| DOCUMENT |

________________________________________

Pour l’ex-membre de la Haute Instance pour la réalisation des objectifs de la révolution Asma Nouira, les gouvernements successifs ont été un échec et ont contribué à générer une insatisfaction générale.

Près de 15 000 partisans d’Ennahda se sont rassemblés le 16 février à Tunis, mais la manifestation était nettement moins importante que la participation aux funérailles de l’opposant assassiné Chokri Belaïd. Louafi Larbi/Reuters

À l’optimisme du soulèvement populaire qui a secoué la Tunisie fin 2010-début 2011, suivi des premières élections « libres », a succédé un vent de violences et d’instabilité qui semble aller crescendo. L’assassinat il y a plus de deux semaines de l’opposant Chokri Belaïd a contribué à chambouler l’échiquier politique à l’équilibre déjà précaire, sur fond de crise économique profonde. Chômage, insécurité, pauvreté, ... La révolte n’aura-t-elle donc servi à rien, si ce n’est porter les islamistes au pouvoir ?
Asma Nouira, enseignante-chercheuse en sciences politiques à la faculté de droit à l’Université el-Manar de Tunis et ex-membre de la Haute Instance pour la réalisation des objectifs de la révolution, de passage à Beyrouth, a disséqué pour  L’Orient-Le Jour la crise que traverse actuellement son pays.

Question - Vous êtes membre de la Haute Instance pour la réalisation des objectifs de la révolution. Comment jugez-vous et jaugez-vous l’après-Jasmin ? Pensez-vous qu’une seconde révolution soit sur le feu ? Est-elle probable et/ou nécessaire ?

________________________________________

| DONNÉES FOURNIES |
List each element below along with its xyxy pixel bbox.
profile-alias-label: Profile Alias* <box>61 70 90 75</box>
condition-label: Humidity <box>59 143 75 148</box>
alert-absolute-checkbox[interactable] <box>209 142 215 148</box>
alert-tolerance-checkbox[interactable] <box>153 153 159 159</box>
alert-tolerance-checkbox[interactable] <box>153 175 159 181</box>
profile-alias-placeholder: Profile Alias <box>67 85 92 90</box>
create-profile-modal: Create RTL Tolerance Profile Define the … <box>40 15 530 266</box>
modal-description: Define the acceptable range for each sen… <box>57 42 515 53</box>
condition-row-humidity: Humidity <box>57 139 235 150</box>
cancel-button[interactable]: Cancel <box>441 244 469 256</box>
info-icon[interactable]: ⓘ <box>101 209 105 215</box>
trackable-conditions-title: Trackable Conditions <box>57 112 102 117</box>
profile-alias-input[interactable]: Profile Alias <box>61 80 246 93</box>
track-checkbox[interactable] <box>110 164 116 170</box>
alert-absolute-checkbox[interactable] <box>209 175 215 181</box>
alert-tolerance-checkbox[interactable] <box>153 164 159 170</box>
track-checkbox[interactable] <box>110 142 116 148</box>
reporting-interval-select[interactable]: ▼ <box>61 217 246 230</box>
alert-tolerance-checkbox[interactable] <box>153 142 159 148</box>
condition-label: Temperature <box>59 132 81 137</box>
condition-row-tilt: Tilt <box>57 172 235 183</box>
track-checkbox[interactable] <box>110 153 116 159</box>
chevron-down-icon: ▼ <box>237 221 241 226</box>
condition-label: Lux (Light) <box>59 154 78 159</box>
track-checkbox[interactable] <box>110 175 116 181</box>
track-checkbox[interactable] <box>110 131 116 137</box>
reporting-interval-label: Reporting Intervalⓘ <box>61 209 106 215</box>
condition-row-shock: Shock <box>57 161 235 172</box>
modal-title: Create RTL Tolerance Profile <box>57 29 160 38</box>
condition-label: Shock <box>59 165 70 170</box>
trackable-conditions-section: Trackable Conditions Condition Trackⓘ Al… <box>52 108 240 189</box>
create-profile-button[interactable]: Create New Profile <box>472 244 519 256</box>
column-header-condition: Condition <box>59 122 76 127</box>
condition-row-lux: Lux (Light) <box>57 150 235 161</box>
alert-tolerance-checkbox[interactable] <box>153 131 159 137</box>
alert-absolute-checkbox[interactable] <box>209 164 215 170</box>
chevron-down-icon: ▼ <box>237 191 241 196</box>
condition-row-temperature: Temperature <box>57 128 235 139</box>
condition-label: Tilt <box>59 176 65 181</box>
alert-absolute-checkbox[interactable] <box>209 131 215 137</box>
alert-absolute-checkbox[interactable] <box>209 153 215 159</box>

________________________________________

| TRAVAIL DEMANDÉ |
**A.** Répondez à ces questions sur l'article consacré à la Tunisie :
(i) Combien de partisans d'Ennahda se sont rassemblés à Tunis le 16 février ?
(ii) Dans quelle université Asma Nouira enseigne-t-elle ?
(iii) Quel opposant a été assassiné ?
**B.** Recopiez sans rien changer le passage de l'article consacré à la Tunisie qui va de « À l’optimisme du » jusqu'à « au pouvoir ? ».
**C.** D'après l'article consacré à la Tunisie, qu'est-ce qui a contribué à bouleverser l'échiquier politique, et dans quel contexte ? Répondez en une à trois phrases.

| RÉPONSES DANS L'ORDRE |
**A.**
(i) Près de 15 000.
(ii) À l'Université el-Manar de Tunis, à la faculté de droit.
(iii) Chokri Belaïd.

**B.**
À l’optimisme du soulèvement populaire qui a secoué la Tunisie fin 2010-début 2011, suivi des premières élections « libres », a succédé un vent de violences et d’instabilité qui semble aller crescendo. L’assassinat il y a plus de deux semaines de l’opposant Chokri Belaïd a contribué à chambouler l’échiquier politique à l’équilibre déjà précaire, sur fond de crise économique profonde. Chômage, insécurité, pauvreté, ... La révolte n’aura-t-elle donc servi à rien, si ce n’est porter les islamistes au pouvoir ?

**C.** L'assassinat de l'opposant Chokri Belaïd, survenu plus de deux semaines auparavant, a contribué à chambouler l'échiquier politique. Cet échiquier avait déjà un équilibre précaire, et cela s'est produit sur fond de crise économique profonde.